* **Task statement**: How many lines in the records below contain the word "掌握成正比例量的变化规律及其特征"? Answer with the number alone.

* **Records to use**:
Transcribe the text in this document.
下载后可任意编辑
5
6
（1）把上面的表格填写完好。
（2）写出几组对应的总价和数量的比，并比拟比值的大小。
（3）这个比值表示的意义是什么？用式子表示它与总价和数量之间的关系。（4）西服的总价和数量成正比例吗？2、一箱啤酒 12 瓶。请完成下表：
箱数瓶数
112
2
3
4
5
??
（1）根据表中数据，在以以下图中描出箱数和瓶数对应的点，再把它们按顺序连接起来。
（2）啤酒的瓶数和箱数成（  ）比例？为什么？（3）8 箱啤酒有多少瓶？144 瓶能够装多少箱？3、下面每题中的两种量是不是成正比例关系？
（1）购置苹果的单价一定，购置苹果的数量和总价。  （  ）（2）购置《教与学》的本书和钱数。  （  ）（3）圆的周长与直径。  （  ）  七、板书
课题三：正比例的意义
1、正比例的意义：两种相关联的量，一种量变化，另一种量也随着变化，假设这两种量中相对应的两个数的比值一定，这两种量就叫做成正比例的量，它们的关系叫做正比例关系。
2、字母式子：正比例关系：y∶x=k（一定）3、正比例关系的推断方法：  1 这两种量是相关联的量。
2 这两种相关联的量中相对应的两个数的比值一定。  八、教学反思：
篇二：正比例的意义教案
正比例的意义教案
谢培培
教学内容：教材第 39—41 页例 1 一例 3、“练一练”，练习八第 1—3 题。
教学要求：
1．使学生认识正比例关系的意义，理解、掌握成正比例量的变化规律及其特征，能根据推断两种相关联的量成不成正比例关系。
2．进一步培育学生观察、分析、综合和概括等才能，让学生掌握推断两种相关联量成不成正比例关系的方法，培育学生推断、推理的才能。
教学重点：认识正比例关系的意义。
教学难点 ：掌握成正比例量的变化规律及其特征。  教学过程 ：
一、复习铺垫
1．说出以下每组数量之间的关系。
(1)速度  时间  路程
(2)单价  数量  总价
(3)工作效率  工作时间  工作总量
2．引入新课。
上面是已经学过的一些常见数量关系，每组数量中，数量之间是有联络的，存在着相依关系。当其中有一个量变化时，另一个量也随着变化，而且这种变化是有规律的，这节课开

* **Task response**: 2